→ SOURCE RECORDS:
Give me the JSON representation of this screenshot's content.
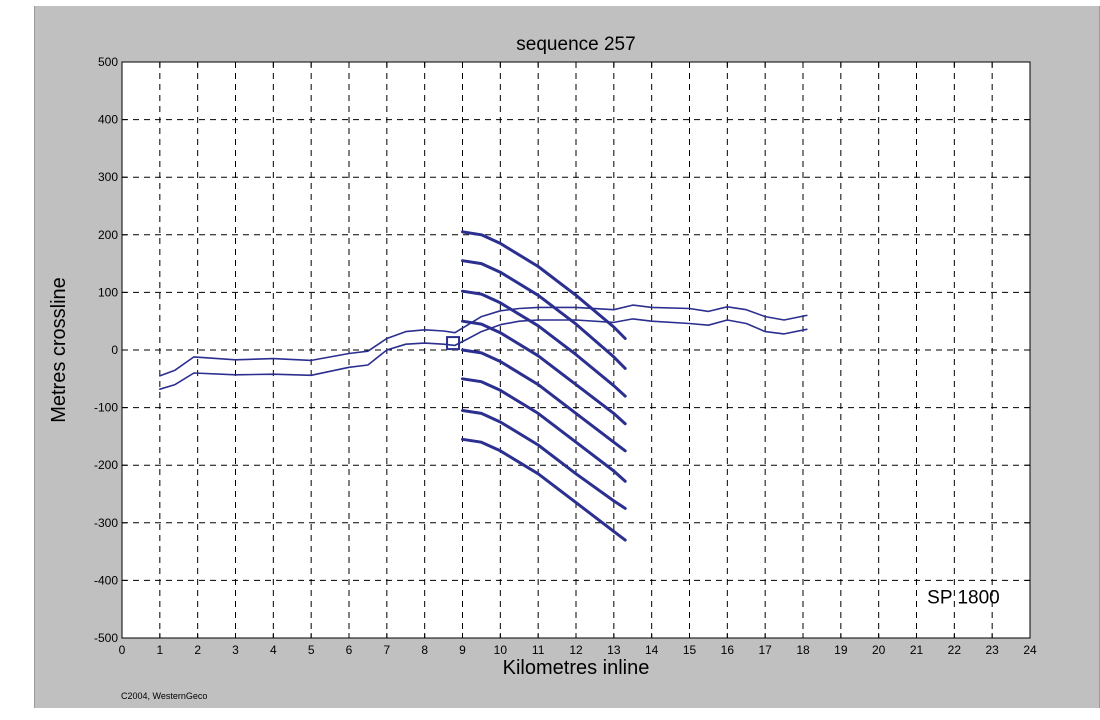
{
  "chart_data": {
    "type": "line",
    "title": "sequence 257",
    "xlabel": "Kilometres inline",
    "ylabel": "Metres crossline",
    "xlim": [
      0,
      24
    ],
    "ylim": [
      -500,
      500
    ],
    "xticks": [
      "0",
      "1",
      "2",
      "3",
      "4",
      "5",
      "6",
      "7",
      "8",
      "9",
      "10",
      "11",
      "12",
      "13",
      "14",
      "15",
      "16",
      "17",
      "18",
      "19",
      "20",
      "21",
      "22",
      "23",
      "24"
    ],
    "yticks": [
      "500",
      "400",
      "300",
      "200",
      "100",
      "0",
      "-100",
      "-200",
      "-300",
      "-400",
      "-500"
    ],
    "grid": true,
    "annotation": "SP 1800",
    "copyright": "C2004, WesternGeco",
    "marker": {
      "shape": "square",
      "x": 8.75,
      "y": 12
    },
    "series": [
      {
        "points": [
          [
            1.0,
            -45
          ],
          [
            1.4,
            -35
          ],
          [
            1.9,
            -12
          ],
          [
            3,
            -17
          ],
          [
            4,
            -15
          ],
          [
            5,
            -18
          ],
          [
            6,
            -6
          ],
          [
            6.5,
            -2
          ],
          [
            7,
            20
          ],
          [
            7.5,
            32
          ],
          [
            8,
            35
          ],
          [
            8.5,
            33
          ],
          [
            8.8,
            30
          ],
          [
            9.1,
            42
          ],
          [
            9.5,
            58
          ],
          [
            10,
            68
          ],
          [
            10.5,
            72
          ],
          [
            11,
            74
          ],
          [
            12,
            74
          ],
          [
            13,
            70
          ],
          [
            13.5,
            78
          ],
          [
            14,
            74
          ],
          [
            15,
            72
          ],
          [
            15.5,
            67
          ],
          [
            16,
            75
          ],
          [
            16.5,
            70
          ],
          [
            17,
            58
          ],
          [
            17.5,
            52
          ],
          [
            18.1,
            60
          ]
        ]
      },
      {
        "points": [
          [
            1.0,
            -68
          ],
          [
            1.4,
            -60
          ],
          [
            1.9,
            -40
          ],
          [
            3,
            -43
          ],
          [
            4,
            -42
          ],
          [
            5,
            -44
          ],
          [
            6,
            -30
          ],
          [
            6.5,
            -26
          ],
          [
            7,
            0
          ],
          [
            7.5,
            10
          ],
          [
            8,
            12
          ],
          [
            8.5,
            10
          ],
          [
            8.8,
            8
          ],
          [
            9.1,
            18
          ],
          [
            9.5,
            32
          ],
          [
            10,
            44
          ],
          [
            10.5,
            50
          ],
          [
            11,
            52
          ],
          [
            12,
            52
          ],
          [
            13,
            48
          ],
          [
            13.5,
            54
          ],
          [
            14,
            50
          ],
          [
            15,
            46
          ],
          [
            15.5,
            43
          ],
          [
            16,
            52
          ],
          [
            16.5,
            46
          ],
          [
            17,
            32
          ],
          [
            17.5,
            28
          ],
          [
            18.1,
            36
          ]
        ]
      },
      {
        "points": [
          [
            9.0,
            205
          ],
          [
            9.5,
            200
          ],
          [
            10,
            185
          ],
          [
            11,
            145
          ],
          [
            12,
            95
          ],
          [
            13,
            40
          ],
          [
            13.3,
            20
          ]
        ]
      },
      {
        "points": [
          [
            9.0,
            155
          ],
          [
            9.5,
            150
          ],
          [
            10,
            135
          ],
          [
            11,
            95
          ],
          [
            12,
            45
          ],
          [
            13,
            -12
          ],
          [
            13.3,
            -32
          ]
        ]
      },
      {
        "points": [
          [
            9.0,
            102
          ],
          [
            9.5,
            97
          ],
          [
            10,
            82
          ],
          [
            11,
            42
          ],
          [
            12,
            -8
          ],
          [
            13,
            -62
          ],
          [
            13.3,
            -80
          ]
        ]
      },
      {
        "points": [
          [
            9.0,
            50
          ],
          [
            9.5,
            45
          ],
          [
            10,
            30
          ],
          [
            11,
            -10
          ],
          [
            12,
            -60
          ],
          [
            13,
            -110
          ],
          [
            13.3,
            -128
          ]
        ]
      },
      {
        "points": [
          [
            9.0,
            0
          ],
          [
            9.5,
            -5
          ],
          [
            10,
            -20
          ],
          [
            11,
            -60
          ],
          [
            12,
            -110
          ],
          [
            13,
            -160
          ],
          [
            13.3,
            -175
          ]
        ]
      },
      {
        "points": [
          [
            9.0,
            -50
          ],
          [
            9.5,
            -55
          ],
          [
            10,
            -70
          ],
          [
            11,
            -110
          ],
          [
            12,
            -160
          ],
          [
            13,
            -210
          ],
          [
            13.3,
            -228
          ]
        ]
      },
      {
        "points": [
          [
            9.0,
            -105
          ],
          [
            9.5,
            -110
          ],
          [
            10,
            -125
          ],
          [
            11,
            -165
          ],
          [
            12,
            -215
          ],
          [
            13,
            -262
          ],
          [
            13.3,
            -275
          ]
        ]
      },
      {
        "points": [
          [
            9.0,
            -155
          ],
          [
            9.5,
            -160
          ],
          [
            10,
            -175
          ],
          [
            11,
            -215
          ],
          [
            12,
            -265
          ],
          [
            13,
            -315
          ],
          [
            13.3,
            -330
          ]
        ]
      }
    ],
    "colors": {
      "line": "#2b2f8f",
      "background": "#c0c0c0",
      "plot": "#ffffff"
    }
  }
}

* * *

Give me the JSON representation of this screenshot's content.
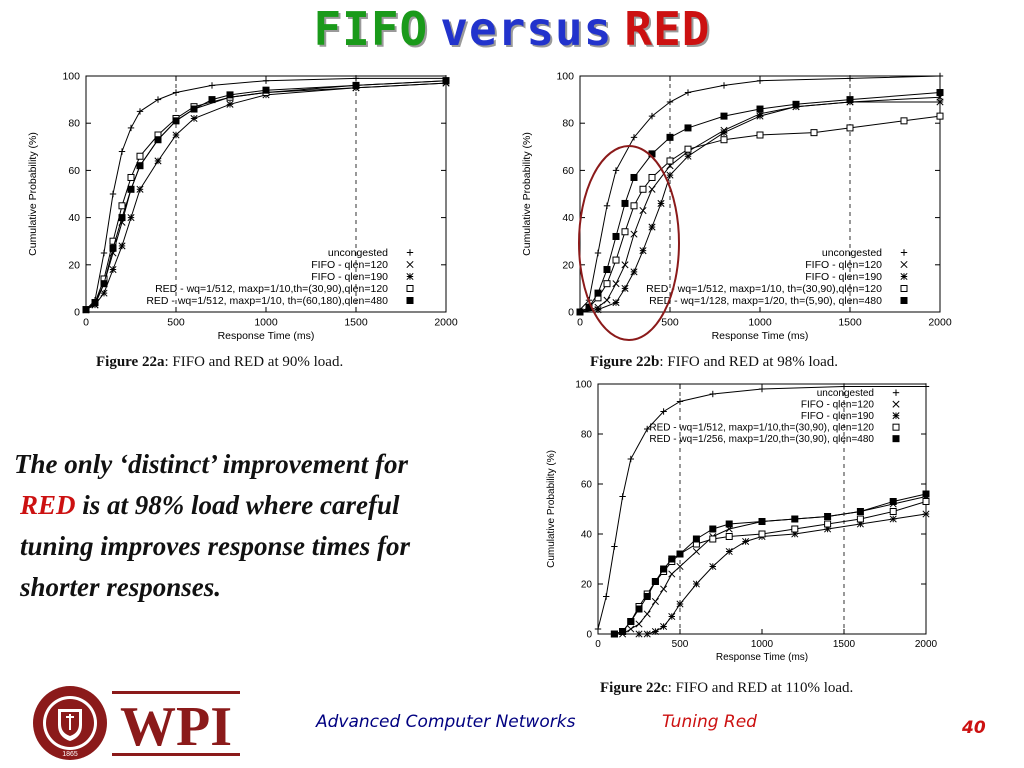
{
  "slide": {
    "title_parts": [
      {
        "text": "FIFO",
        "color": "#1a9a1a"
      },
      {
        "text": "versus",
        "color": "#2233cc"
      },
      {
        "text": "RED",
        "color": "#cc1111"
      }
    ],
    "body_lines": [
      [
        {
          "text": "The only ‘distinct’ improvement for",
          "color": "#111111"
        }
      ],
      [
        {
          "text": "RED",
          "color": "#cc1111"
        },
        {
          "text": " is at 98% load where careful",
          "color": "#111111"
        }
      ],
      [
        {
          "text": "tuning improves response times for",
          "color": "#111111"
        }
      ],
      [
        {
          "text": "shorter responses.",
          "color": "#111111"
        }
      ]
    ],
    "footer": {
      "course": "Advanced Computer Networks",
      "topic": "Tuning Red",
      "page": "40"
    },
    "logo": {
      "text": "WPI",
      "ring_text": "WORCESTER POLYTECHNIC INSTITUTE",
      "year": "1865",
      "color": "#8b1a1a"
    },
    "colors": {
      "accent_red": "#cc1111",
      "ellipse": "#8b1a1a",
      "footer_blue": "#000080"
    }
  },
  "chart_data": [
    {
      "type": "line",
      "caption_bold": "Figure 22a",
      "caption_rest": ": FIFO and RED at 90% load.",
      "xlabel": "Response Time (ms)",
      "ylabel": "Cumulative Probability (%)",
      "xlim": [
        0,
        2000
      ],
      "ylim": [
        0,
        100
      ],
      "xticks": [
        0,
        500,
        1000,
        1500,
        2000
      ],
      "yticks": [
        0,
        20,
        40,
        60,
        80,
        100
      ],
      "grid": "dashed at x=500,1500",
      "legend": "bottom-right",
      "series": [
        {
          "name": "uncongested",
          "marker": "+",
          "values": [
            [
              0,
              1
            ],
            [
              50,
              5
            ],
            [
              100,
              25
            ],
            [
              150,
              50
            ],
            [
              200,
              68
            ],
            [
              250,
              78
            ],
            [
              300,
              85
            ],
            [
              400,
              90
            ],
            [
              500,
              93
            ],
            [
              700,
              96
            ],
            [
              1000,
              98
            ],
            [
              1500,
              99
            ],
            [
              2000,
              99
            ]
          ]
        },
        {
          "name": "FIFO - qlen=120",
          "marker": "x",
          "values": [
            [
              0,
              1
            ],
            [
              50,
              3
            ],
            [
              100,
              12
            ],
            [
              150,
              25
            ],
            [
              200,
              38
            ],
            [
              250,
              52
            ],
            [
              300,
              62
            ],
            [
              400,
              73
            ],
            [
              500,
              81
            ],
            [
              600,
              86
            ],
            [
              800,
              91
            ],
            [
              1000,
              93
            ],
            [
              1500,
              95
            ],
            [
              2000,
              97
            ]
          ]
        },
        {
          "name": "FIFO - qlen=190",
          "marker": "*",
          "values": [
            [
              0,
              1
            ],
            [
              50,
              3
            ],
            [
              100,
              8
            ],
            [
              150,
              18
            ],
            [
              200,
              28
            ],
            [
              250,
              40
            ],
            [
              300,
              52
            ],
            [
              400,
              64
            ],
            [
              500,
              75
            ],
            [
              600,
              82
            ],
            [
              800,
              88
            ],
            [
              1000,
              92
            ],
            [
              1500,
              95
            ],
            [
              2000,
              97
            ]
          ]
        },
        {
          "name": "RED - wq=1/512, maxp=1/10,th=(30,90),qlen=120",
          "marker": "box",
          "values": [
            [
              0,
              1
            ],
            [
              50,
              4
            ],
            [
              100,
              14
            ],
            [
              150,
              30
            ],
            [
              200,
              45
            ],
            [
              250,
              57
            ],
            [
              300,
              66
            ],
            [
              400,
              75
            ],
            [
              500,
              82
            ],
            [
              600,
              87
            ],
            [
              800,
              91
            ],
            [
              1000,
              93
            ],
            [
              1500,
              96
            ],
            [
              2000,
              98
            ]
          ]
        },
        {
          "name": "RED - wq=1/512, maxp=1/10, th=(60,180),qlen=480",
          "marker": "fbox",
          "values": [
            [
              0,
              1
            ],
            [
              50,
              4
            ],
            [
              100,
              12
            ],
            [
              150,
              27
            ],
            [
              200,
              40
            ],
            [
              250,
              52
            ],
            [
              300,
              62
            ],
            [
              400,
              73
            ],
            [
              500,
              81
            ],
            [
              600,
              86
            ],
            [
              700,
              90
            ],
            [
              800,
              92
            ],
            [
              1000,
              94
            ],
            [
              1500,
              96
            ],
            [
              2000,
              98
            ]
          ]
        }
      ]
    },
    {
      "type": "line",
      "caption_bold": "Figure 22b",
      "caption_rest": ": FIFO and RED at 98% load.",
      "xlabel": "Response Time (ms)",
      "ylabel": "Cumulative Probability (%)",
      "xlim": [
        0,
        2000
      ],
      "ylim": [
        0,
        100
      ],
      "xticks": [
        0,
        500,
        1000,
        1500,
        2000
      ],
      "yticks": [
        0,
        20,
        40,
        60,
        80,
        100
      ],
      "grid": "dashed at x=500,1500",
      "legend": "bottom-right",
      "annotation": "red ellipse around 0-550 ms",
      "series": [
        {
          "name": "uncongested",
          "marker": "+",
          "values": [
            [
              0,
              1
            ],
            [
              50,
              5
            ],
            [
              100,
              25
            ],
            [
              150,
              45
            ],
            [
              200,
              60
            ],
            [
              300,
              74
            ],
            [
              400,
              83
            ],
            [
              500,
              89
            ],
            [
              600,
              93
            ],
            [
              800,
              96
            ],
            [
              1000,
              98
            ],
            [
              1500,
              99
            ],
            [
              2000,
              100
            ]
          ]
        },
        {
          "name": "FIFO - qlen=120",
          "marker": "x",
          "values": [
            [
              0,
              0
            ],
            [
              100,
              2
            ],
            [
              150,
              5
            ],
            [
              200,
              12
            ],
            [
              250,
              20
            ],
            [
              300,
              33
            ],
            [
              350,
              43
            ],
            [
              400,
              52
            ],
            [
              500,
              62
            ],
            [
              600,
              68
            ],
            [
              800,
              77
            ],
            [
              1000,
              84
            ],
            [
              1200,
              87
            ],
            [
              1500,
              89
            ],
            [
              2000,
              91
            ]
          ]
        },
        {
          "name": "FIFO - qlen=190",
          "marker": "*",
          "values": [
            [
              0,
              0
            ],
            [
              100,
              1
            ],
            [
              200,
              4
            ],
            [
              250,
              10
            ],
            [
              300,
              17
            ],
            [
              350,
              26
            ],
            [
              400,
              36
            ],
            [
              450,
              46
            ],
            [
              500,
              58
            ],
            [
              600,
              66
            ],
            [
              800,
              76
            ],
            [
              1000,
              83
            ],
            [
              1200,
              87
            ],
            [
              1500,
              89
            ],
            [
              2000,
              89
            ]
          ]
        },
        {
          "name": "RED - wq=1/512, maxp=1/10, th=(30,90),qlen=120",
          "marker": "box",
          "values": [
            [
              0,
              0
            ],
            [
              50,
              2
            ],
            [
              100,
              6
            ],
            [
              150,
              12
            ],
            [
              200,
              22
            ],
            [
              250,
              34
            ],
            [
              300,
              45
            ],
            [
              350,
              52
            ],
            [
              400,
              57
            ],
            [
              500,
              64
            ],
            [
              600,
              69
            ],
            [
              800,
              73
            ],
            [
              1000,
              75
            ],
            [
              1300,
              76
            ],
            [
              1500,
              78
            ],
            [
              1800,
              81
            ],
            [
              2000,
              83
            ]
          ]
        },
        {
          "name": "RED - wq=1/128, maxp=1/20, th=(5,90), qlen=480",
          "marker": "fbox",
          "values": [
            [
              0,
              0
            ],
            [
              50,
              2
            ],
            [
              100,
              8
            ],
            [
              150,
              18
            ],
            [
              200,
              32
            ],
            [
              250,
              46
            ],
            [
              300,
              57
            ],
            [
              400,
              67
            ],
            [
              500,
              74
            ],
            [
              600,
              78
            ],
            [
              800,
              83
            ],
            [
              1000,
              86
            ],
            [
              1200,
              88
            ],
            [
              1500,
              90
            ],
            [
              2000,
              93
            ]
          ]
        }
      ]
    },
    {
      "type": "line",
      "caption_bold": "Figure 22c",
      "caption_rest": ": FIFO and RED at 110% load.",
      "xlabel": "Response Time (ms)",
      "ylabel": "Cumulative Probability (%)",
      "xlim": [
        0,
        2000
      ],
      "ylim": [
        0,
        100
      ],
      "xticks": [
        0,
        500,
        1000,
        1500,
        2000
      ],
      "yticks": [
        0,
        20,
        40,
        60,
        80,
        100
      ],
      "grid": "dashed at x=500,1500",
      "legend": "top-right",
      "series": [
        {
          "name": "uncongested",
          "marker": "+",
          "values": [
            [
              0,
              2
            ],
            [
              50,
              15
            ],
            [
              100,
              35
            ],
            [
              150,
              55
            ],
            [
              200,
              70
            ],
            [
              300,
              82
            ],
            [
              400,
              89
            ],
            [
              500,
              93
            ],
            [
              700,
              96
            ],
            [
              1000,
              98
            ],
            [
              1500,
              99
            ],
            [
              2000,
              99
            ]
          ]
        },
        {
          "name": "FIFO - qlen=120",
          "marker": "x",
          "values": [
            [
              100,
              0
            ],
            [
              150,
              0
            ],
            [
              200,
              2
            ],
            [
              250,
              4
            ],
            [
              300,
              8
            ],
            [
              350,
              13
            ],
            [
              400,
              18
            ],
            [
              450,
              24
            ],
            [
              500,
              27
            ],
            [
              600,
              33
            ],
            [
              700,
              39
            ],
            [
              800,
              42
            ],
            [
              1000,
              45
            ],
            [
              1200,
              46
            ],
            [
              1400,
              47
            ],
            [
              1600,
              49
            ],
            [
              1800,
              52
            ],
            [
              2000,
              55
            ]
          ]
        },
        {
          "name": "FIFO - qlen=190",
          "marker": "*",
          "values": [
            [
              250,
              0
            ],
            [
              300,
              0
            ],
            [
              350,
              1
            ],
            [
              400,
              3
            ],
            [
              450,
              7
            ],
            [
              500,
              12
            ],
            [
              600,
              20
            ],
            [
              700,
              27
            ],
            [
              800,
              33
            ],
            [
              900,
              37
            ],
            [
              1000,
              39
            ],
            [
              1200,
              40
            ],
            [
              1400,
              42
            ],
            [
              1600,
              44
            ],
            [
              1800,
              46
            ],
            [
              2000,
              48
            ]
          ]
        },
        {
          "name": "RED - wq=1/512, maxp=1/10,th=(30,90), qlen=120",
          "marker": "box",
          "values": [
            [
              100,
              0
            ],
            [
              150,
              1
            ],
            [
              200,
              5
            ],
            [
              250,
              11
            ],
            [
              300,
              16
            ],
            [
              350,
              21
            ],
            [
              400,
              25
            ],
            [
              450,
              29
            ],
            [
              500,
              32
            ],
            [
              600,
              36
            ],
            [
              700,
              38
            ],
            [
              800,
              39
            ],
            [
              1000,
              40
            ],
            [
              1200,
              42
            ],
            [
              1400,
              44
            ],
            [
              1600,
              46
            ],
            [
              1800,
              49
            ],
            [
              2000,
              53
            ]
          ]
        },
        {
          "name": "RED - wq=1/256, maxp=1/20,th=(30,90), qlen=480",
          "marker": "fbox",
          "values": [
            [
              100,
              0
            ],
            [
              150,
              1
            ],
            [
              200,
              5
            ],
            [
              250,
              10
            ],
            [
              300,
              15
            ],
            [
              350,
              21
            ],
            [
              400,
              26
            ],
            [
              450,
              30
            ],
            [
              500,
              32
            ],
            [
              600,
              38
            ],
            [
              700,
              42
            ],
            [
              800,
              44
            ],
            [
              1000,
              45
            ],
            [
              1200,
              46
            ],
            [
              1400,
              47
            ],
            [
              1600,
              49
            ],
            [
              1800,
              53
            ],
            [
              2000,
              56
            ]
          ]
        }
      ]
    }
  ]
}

→ DO THIS:
Lines in the records that hold the word "annotation" are to be counted; give only the total.

→ FULL ANSWER:
2